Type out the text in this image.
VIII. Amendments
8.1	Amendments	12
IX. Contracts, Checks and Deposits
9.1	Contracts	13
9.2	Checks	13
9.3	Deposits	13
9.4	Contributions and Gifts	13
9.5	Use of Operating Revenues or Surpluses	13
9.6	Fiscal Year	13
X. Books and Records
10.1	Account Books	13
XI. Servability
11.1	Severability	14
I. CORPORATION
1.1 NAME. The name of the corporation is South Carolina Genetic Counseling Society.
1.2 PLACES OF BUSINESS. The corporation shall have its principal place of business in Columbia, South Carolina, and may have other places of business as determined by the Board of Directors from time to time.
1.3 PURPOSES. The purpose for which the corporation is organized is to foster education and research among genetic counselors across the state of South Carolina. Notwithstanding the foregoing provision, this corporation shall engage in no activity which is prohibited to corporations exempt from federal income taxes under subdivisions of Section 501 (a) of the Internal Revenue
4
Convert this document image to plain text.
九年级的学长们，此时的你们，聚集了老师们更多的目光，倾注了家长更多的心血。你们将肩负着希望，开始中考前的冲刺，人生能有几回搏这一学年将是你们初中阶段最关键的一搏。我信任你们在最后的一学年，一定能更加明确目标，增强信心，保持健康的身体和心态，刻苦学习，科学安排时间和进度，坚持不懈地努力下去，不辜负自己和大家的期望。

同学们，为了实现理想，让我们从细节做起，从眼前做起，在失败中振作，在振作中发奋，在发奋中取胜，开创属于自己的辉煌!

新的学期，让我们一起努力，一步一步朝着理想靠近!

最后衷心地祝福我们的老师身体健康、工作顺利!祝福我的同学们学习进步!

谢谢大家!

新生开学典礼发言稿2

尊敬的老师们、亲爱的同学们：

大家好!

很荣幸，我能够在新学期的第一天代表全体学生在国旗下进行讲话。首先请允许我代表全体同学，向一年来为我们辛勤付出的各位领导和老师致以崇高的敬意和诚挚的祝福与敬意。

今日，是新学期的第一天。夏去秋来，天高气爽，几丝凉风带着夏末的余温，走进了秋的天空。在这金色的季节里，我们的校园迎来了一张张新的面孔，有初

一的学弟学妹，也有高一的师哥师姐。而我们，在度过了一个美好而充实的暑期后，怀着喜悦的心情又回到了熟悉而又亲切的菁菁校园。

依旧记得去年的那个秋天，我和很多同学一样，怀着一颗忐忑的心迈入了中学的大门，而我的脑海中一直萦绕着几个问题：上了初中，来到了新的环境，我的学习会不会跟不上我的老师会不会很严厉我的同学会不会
....................
Task brief
Retype all of the material, keeping each line exact.

Response for this exercise
Type out the text in this image.
VIII. Amendments
8.1	Amendments	12
IX. Contracts, Checks and Deposits
9.1	Contracts	13
9.2	Checks	13
9.3	Deposits	13
9.4	Contributions and Gifts	13
9.5	Use of Operating Revenues or Surpluses	13
9.6	Fiscal Year	13
X. Books and Records
10.1	Account Books	13
XI. Servability
11.1	Severability	14
I. CORPORATION
1.1 NAME. The name of the corporation is South Carolina Genetic Counseling Society.
1.2 PLACES OF BUSINESS. The corporation shall have its principal place of business in Columbia, South Carolina, and may have other places of business as determined by the Board of Directors from time to time.
1.3 PURPOSES. The purpose for which the corporation is organized is to foster education and research among genetic counselors across the state of South Carolina. Notwithstanding the foregoing provision, this corporation shall engage in no activity which is prohibited to corporations exempt from federal income taxes under subdivisions of Section 501 (a) of the Internal Revenue
4
Convert this document image to plain text.
九年级的学长们，此时的你们，聚集了老师们更多的目光，倾注了家长更多的心血。你们将肩负着希望，开始中考前的冲刺，人生能有几回搏这一学年将是你们初中阶段最关键的一搏。我信任你们在最后的一学年，一定能更加明确目标，增强信心，保持健康的身体和心态，刻苦学习，科学安排时间和进度，坚持不懈地努力下去，不辜负自己和大家的期望。

同学们，为了实现理想，让我们从细节做起，从眼前做起，在失败中振作，在振作中发奋，在发奋中取胜，开创属于自己的辉煌!

新的学期，让我们一起努力，一步一步朝着理想靠近!

最后衷心地祝福我们的老师身体健康、工作顺利!祝福我的同学们学习进步!

谢谢大家!

新生开学典礼发言稿2

尊敬的老师们、亲爱的同学们：

大家好!

很荣幸，我能够在新学期的第一天代表全体学生在国旗下进行讲话。首先请允许我代表全体同学，向一年来为我们辛勤付出的各位领导和老师致以崇高的敬意和诚挚的祝福与敬意。

今日，是新学期的第一天。夏去秋来，天高气爽，几丝凉风带着夏末的余温，走进了秋的天空。在这金色的季节里，我们的校园迎来了一张张新的面孔，有初

一的学弟学妹，也有高一的师哥师姐。而我们，在度过了一个美好而充实的暑期后，怀着喜悦的心情又回到了熟悉而又亲切的菁菁校园。

依旧记得去年的那个秋天，我和很多同学一样，怀着一颗忐忑的心迈入了中学的大门，而我的脑海中一直萦绕着几个问题：上了初中，来到了新的环境，我的学习会不会跟不上我的老师会不会很严厉我的同学会不会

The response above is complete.